Reproduce the material below line for line and without alteration, omitting the pictures from your answer.

◆ ◆ ◆ ◆ ◆ ◆ ◆

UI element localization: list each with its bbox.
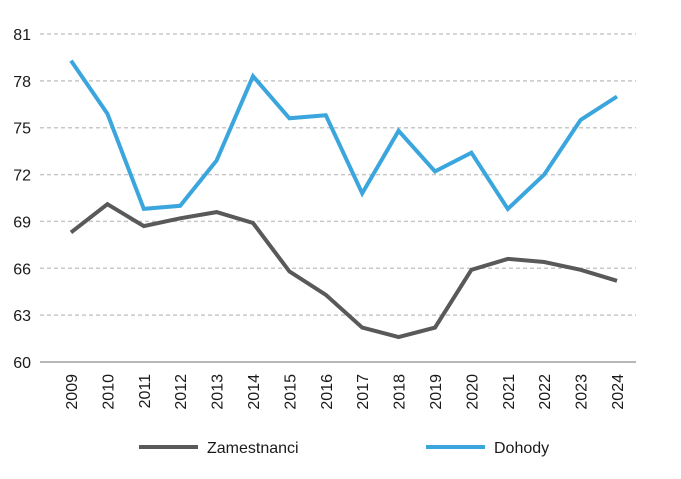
y-tick-label: 75: [13, 121, 31, 138]
x-tick-label: 2021: [501, 374, 518, 410]
x-tick-label: 2018: [392, 374, 409, 410]
x-tick-label: 2023: [574, 374, 591, 410]
y-tick-label: 72: [13, 168, 31, 185]
legend-label: Dohody: [494, 440, 549, 457]
x-tick-label: 2009: [64, 374, 81, 410]
y-tick-label: 66: [13, 261, 31, 278]
x-tick-label: 2015: [282, 374, 299, 410]
series-line-zamestnanci: [69, 201, 618, 340]
x-tick-label: 2019: [428, 374, 445, 410]
y-tick-label: 60: [13, 355, 31, 372]
x-tick-label: 2014: [246, 374, 263, 410]
grid-lines: [40, 33, 636, 316]
y-tick-label: 78: [13, 74, 31, 91]
series-lines: [69, 59, 619, 340]
legend-label: Zamestnanci: [207, 440, 299, 457]
x-tick-label: 2022: [537, 374, 554, 410]
x-tick-label: 2012: [173, 374, 190, 410]
x-tick-label: 2016: [319, 374, 336, 410]
y-tick-label: 81: [13, 27, 31, 44]
y-axis-ticks: 60 63 66 69 72 75 78 81: [13, 27, 31, 372]
x-tick-label: 2010: [100, 374, 117, 410]
x-tick-label: 2017: [355, 374, 372, 410]
legend: Zamestnanci Dohody: [139, 440, 549, 457]
series-line-dohody: [69, 59, 619, 213]
x-axis-ticks: 2009 2010 2011 2012 2013 2014 2015 2016 2017 2018…: [64, 374, 627, 410]
x-tick-label: 2020: [464, 374, 481, 410]
x-tick-label: 2013: [210, 374, 227, 410]
x-tick-label: 2024: [610, 374, 627, 410]
y-tick-label: 63: [13, 308, 31, 325]
y-tick-label: 69: [13, 214, 31, 231]
x-tick-label: 2011: [137, 374, 154, 409]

◆ ◆ ◆ ◆ ◆ ◆ ◆

▸ TASK RESULT:
UI element localization: list each with its bbox.
y-tick-label: 75: [13, 121, 31, 138]
x-tick-label: 2021: [501, 374, 518, 410]
x-tick-label: 2018: [392, 374, 409, 410]
x-tick-label: 2023: [574, 374, 591, 410]
y-tick-label: 72: [13, 168, 31, 185]
legend-label: Dohody: [494, 440, 549, 457]
x-tick-label: 2009: [64, 374, 81, 410]
y-tick-label: 66: [13, 261, 31, 278]
x-tick-label: 2015: [282, 374, 299, 410]
series-line-zamestnanci: [69, 201, 618, 340]
x-tick-label: 2019: [428, 374, 445, 410]
y-tick-label: 60: [13, 355, 31, 372]
x-tick-label: 2014: [246, 374, 263, 410]
grid-lines: [40, 33, 636, 316]
y-tick-label: 78: [13, 74, 31, 91]
series-lines: [69, 59, 619, 340]
legend-label: Zamestnanci: [207, 440, 299, 457]
x-tick-label: 2022: [537, 374, 554, 410]
x-tick-label: 2012: [173, 374, 190, 410]
x-tick-label: 2016: [319, 374, 336, 410]
y-tick-label: 81: [13, 27, 31, 44]
y-axis-ticks: 60 63 66 69 72 75 78 81: [13, 27, 31, 372]
x-tick-label: 2010: [100, 374, 117, 410]
x-tick-label: 2017: [355, 374, 372, 410]
legend: Zamestnanci Dohody: [139, 440, 549, 457]
series-line-dohody: [69, 59, 619, 213]
x-axis-ticks: 2009 2010 2011 2012 2013 2014 2015 2016 2017 2018…: [64, 374, 627, 410]
x-tick-label: 2020: [464, 374, 481, 410]
x-tick-label: 2013: [210, 374, 227, 410]
x-tick-label: 2024: [610, 374, 627, 410]
y-tick-label: 63: [13, 308, 31, 325]
y-tick-label: 69: [13, 214, 31, 231]
x-tick-label: 2011: [137, 374, 154, 409]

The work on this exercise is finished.